### WHAT NEEDS TO BE DONE:
Copy the data that follows, character for character, minus the pictures.

(Stored records)
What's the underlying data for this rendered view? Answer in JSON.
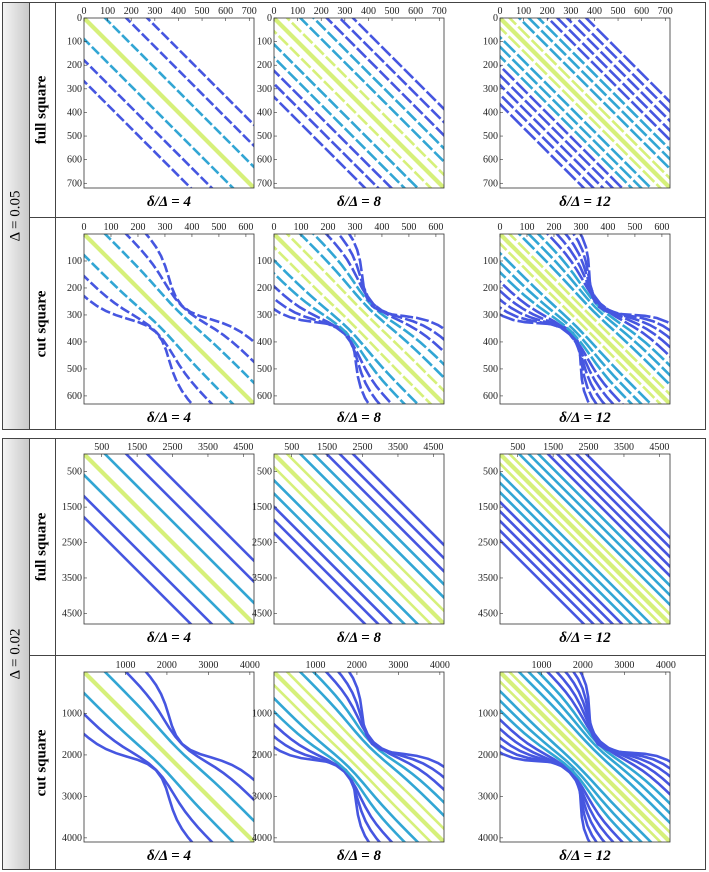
{
  "blocks": [
    {
      "label": "Δ = 0.05",
      "rows": [
        "full square",
        "cut square"
      ]
    },
    {
      "label": "Δ = 0.02",
      "rows": [
        "full square",
        "cut square"
      ]
    }
  ],
  "colors": {
    "band_low": "#4656e0",
    "band_mid": "#32a6d4",
    "band_high": "#d6f07a"
  },
  "chart_data": [
    {
      "type": "heatmap",
      "block": "Δ = 0.05",
      "row": "full square",
      "caption": "δ/Δ = 4",
      "size": 720,
      "xticks": [
        0,
        100,
        200,
        300,
        400,
        500,
        600,
        700
      ],
      "yticks": [
        0,
        100,
        200,
        300,
        400,
        500,
        600,
        700
      ],
      "bands": 3,
      "cut": false
    },
    {
      "type": "heatmap",
      "block": "Δ = 0.05",
      "row": "full square",
      "caption": "δ/Δ = 8",
      "size": 720,
      "xticks": [
        0,
        100,
        200,
        300,
        400,
        500,
        600,
        700
      ],
      "yticks": [
        0,
        100,
        200,
        300,
        400,
        500,
        600,
        700
      ],
      "bands": 6,
      "cut": false
    },
    {
      "type": "heatmap",
      "block": "Δ = 0.05",
      "row": "full square",
      "caption": "δ/Δ = 12",
      "size": 720,
      "xticks": [
        0,
        100,
        200,
        300,
        400,
        500,
        600,
        700
      ],
      "yticks": [
        0,
        100,
        200,
        300,
        400,
        500,
        600,
        700
      ],
      "bands": 9,
      "cut": false
    },
    {
      "type": "heatmap",
      "block": "Δ = 0.05",
      "row": "cut square",
      "caption": "δ/Δ = 4",
      "size": 630,
      "xticks": [
        0,
        100,
        200,
        300,
        400,
        500,
        600
      ],
      "yticks": [
        100,
        200,
        300,
        400,
        500,
        600
      ],
      "bands": 3,
      "cut": true
    },
    {
      "type": "heatmap",
      "block": "Δ = 0.05",
      "row": "cut square",
      "caption": "δ/Δ = 8",
      "size": 630,
      "xticks": [
        0,
        100,
        200,
        300,
        400,
        500,
        600
      ],
      "yticks": [
        100,
        200,
        300,
        400,
        500,
        600
      ],
      "bands": 6,
      "cut": true
    },
    {
      "type": "heatmap",
      "block": "Δ = 0.05",
      "row": "cut square",
      "caption": "δ/Δ = 12",
      "size": 630,
      "xticks": [
        0,
        100,
        200,
        300,
        400,
        500,
        600
      ],
      "yticks": [
        100,
        200,
        300,
        400,
        500,
        600
      ],
      "bands": 9,
      "cut": true
    },
    {
      "type": "heatmap",
      "block": "Δ = 0.02",
      "row": "full square",
      "caption": "δ/Δ = 4",
      "size": 4800,
      "xticks": [
        500,
        1500,
        2500,
        3500,
        4500
      ],
      "yticks": [
        500,
        1500,
        2500,
        3500,
        4500
      ],
      "bands": 3,
      "cut": false
    },
    {
      "type": "heatmap",
      "block": "Δ = 0.02",
      "row": "full square",
      "caption": "δ/Δ = 8",
      "size": 4800,
      "xticks": [
        500,
        1500,
        2500,
        3500,
        4500
      ],
      "yticks": [
        500,
        1500,
        2500,
        3500,
        4500
      ],
      "bands": 6,
      "cut": false
    },
    {
      "type": "heatmap",
      "block": "Δ = 0.02",
      "row": "full square",
      "caption": "δ/Δ = 12",
      "size": 4800,
      "xticks": [
        500,
        1500,
        2500,
        3500,
        4500
      ],
      "yticks": [
        500,
        1500,
        2500,
        3500,
        4500
      ],
      "bands": 9,
      "cut": false
    },
    {
      "type": "heatmap",
      "block": "Δ = 0.02",
      "row": "cut square",
      "caption": "δ/Δ = 4",
      "size": 4100,
      "xticks": [
        1000,
        2000,
        3000,
        4000
      ],
      "yticks": [
        1000,
        2000,
        3000,
        4000
      ],
      "bands": 3,
      "cut": true
    },
    {
      "type": "heatmap",
      "block": "Δ = 0.02",
      "row": "cut square",
      "caption": "δ/Δ = 8",
      "size": 4100,
      "xticks": [
        1000,
        2000,
        3000,
        4000
      ],
      "yticks": [
        1000,
        2000,
        3000,
        4000
      ],
      "bands": 6,
      "cut": true
    },
    {
      "type": "heatmap",
      "block": "Δ = 0.02",
      "row": "cut square",
      "caption": "δ/Δ = 12",
      "size": 4100,
      "xticks": [
        1000,
        2000,
        3000,
        4000
      ],
      "yticks": [
        1000,
        2000,
        3000,
        4000
      ],
      "bands": 9,
      "cut": true
    }
  ]
}
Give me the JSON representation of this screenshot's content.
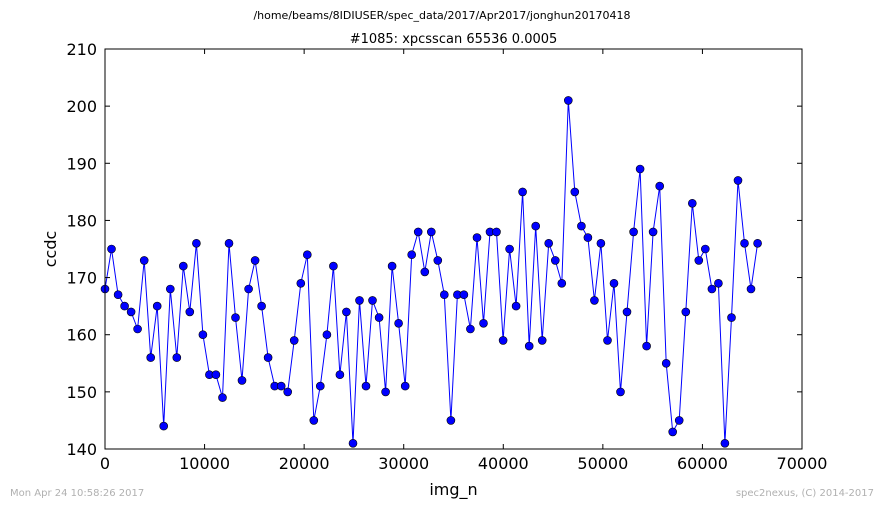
{
  "header": {
    "path": "/home/beams/8IDIUSER/spec_data/2017/Apr2017/jonghun20170418"
  },
  "footer": {
    "timestamp": "Mon Apr 24 10:58:26 2017",
    "credit": "spec2nexus, (C) 2014-2017"
  },
  "colors": {
    "series": "#0000ff",
    "axes": "#000000",
    "footer_text": "#b0b0b0"
  },
  "chart_data": {
    "type": "line",
    "title": "#1085: xpcsscan 65536 0.0005",
    "xlabel": "img_n",
    "ylabel": "ccdc",
    "xlim": [
      0,
      70000
    ],
    "ylim": [
      140,
      210
    ],
    "xticks": [
      "0",
      "10000",
      "20000",
      "30000",
      "40000",
      "50000",
      "60000",
      "70000"
    ],
    "yticks": [
      "140",
      "150",
      "160",
      "170",
      "180",
      "190",
      "200",
      "210"
    ],
    "grid": false,
    "marker": "circle",
    "x": [
      0,
      655,
      1311,
      1966,
      2621,
      3277,
      3932,
      4588,
      5243,
      5898,
      6554,
      7209,
      7864,
      8520,
      9175,
      9830,
      10486,
      11141,
      11796,
      12452,
      13107,
      13763,
      14418,
      15073,
      15729,
      16384,
      17039,
      17695,
      18350,
      19005,
      19661,
      20316,
      20972,
      21627,
      22282,
      22938,
      23593,
      24248,
      24904,
      25559,
      26214,
      26870,
      27525,
      28180,
      28836,
      29491,
      30147,
      30802,
      31457,
      32113,
      32768,
      33423,
      34079,
      34734,
      35389,
      36045,
      36700,
      37356,
      38011,
      38666,
      39322,
      39977,
      40632,
      41288,
      41943,
      42598,
      43254,
      43909,
      44565,
      45220,
      45875,
      46531,
      47186,
      47841,
      48497,
      49152,
      49807,
      50463,
      51118,
      51773,
      52429,
      53084,
      53740,
      54395,
      55050,
      55706,
      56361,
      57016,
      57672,
      58327,
      58982,
      59638,
      60293,
      60949,
      61604,
      62259,
      62915,
      63570,
      64225,
      64881,
      65536
    ],
    "y": [
      168,
      175,
      167,
      165,
      164,
      161,
      173,
      156,
      165,
      144,
      168,
      156,
      172,
      164,
      176,
      160,
      153,
      153,
      149,
      176,
      163,
      152,
      168,
      173,
      165,
      156,
      151,
      151,
      150,
      159,
      169,
      174,
      145,
      151,
      160,
      172,
      153,
      164,
      141,
      166,
      151,
      166,
      163,
      150,
      172,
      162,
      151,
      174,
      178,
      171,
      178,
      173,
      167,
      145,
      167,
      167,
      161,
      177,
      162,
      178,
      178,
      159,
      175,
      165,
      185,
      158,
      179,
      159,
      176,
      173,
      169,
      201,
      185,
      179,
      177,
      166,
      176,
      159,
      169,
      150,
      164,
      178,
      189,
      158,
      178,
      186,
      155,
      143,
      145,
      164,
      183,
      173,
      175,
      168,
      169,
      141,
      163,
      187,
      176,
      168,
      176
    ]
  }
}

### CORRECT RESPONSE:
What's the underlying data for this rendered view? Answer in JSON.
{
  "blocks": [
    {
      "label": "Δ = 0.05",
      "rows": [
        "full square",
        "cut square"
      ]
    },
    {
      "label": "Δ = 0.02",
      "rows": [
        "full square",
        "cut square"
      ]
    }
  ],
  "colors": {
    "band_low": "#4656e0",
    "band_mid": "#32a6d4",
    "band_high": "#d6f07a"
  },
  "chart_data": [
    {
      "type": "heatmap",
      "block": "Δ = 0.05",
      "row": "full square",
      "caption": "δ/Δ = 4",
      "size": 720,
      "xticks": [
        0,
        100,
        200,
        300,
        400,
        500,
        600,
        700
      ],
      "yticks": [
        0,
        100,
        200,
        300,
        400,
        500,
        600,
        700
      ],
      "bands": 3,
      "cut": false
    },
    {
      "type": "heatmap",
      "block": "Δ = 0.05",
      "row": "full square",
      "caption": "δ/Δ = 8",
      "size": 720,
      "xticks": [
        0,
        100,
        200,
        300,
        400,
        500,
        600,
        700
      ],
      "yticks": [
        0,
        100,
        200,
        300,
        400,
        500,
        600,
        700
      ],
      "bands": 6,
      "cut": false
    },
    {
      "type": "heatmap",
      "block": "Δ = 0.05",
      "row": "full square",
      "caption": "δ/Δ = 12",
      "size": 720,
      "xticks": [
        0,
        100,
        200,
        300,
        400,
        500,
        600,
        700
      ],
      "yticks": [
        0,
        100,
        200,
        300,
        400,
        500,
        600,
        700
      ],
      "bands": 9,
      "cut": false
    },
    {
      "type": "heatmap",
      "block": "Δ = 0.05",
      "row": "cut square",
      "caption": "δ/Δ = 4",
      "size": 630,
      "xticks": [
        0,
        100,
        200,
        300,
        400,
        500,
        600
      ],
      "yticks": [
        100,
        200,
        300,
        400,
        500,
        600
      ],
      "bands": 3,
      "cut": true
    },
    {
      "type": "heatmap",
      "block": "Δ = 0.05",
      "row": "cut square",
      "caption": "δ/Δ = 8",
      "size": 630,
      "xticks": [
        0,
        100,
        200,
        300,
        400,
        500,
        600
      ],
      "yticks": [
        100,
        200,
        300,
        400,
        500,
        600
      ],
      "bands": 6,
      "cut": true
    },
    {
      "type": "heatmap",
      "block": "Δ = 0.05",
      "row": "cut square",
      "caption": "δ/Δ = 12",
      "size": 630,
      "xticks": [
        0,
        100,
        200,
        300,
        400,
        500,
        600
      ],
      "yticks": [
        100,
        200,
        300,
        400,
        500,
        600
      ],
      "bands": 9,
      "cut": true
    },
    {
      "type": "heatmap",
      "block": "Δ = 0.02",
      "row": "full square",
      "caption": "δ/Δ = 4",
      "size": 4800,
      "xticks": [
        500,
        1500,
        2500,
        3500,
        4500
      ],
      "yticks": [
        500,
        1500,
        2500,
        3500,
        4500
      ],
      "bands": 3,
      "cut": false
    },
    {
      "type": "heatmap",
      "block": "Δ = 0.02",
      "row": "full square",
      "caption": "δ/Δ = 8",
      "size": 4800,
      "xticks": [
        500,
        1500,
        2500,
        3500,
        4500
      ],
      "yticks": [
        500,
        1500,
        2500,
        3500,
        4500
      ],
      "bands": 6,
      "cut": false
    },
    {
      "type": "heatmap",
      "block": "Δ = 0.02",
      "row": "full square",
      "caption": "δ/Δ = 12",
      "size": 4800,
      "xticks": [
        500,
        1500,
        2500,
        3500,
        4500
      ],
      "yticks": [
        500,
        1500,
        2500,
        3500,
        4500
      ],
      "bands": 9,
      "cut": false
    },
    {
      "type": "heatmap",
      "block": "Δ = 0.02",
      "row": "cut square",
      "caption": "δ/Δ = 4",
      "size": 4100,
      "xticks": [
        1000,
        2000,
        3000,
        4000
      ],
      "yticks": [
        1000,
        2000,
        3000,
        4000
      ],
      "bands": 3,
      "cut": true
    },
    {
      "type": "heatmap",
      "block": "Δ = 0.02",
      "row": "cut square",
      "caption": "δ/Δ = 8",
      "size": 4100,
      "xticks": [
        1000,
        2000,
        3000,
        4000
      ],
      "yticks": [
        1000,
        2000,
        3000,
        4000
      ],
      "bands": 6,
      "cut": true
    },
    {
      "type": "heatmap",
      "block": "Δ = 0.02",
      "row": "cut square",
      "caption": "δ/Δ = 12",
      "size": 4100,
      "xticks": [
        1000,
        2000,
        3000,
        4000
      ],
      "yticks": [
        1000,
        2000,
        3000,
        4000
      ],
      "bands": 9,
      "cut": true
    }
  ]
}
Give me the JSON representation of this screenshot's content.
{
  "header": {
    "path": "/home/beams/8IDIUSER/spec_data/2017/Apr2017/jonghun20170418"
  },
  "footer": {
    "timestamp": "Mon Apr 24 10:58:26 2017",
    "credit": "spec2nexus, (C) 2014-2017"
  },
  "colors": {
    "series": "#0000ff",
    "axes": "#000000",
    "footer_text": "#b0b0b0"
  },
  "chart_data": {
    "type": "line",
    "title": "#1085: xpcsscan 65536 0.0005",
    "xlabel": "img_n",
    "ylabel": "ccdc",
    "xlim": [
      0,
      70000
    ],
    "ylim": [
      140,
      210
    ],
    "xticks": [
      "0",
      "10000",
      "20000",
      "30000",
      "40000",
      "50000",
      "60000",
      "70000"
    ],
    "yticks": [
      "140",
      "150",
      "160",
      "170",
      "180",
      "190",
      "200",
      "210"
    ],
    "grid": false,
    "marker": "circle",
    "x": [
      0,
      655,
      1311,
      1966,
      2621,
      3277,
      3932,
      4588,
      5243,
      5898,
      6554,
      7209,
      7864,
      8520,
      9175,
      9830,
      10486,
      11141,
      11796,
      12452,
      13107,
      13763,
      14418,
      15073,
      15729,
      16384,
      17039,
      17695,
      18350,
      19005,
      19661,
      20316,
      20972,
      21627,
      22282,
      22938,
      23593,
      24248,
      24904,
      25559,
      26214,
      26870,
      27525,
      28180,
      28836,
      29491,
      30147,
      30802,
      31457,
      32113,
      32768,
      33423,
      34079,
      34734,
      35389,
      36045,
      36700,
      37356,
      38011,
      38666,
      39322,
      39977,
      40632,
      41288,
      41943,
      42598,
      43254,
      43909,
      44565,
      45220,
      45875,
      46531,
      47186,
      47841,
      48497,
      49152,
      49807,
      50463,
      51118,
      51773,
      52429,
      53084,
      53740,
      54395,
      55050,
      55706,
      56361,
      57016,
      57672,
      58327,
      58982,
      59638,
      60293,
      60949,
      61604,
      62259,
      62915,
      63570,
      64225,
      64881,
      65536
    ],
    "y": [
      168,
      175,
      167,
      165,
      164,
      161,
      173,
      156,
      165,
      144,
      168,
      156,
      172,
      164,
      176,
      160,
      153,
      153,
      149,
      176,
      163,
      152,
      168,
      173,
      165,
      156,
      151,
      151,
      150,
      159,
      169,
      174,
      145,
      151,
      160,
      172,
      153,
      164,
      141,
      166,
      151,
      166,
      163,
      150,
      172,
      162,
      151,
      174,
      178,
      171,
      178,
      173,
      167,
      145,
      167,
      167,
      161,
      177,
      162,
      178,
      178,
      159,
      175,
      165,
      185,
      158,
      179,
      159,
      176,
      173,
      169,
      201,
      185,
      179,
      177,
      166,
      176,
      159,
      169,
      150,
      164,
      178,
      189,
      158,
      178,
      186,
      155,
      143,
      145,
      164,
      183,
      173,
      175,
      168,
      169,
      141,
      163,
      187,
      176,
      168,
      176
    ]
  }
}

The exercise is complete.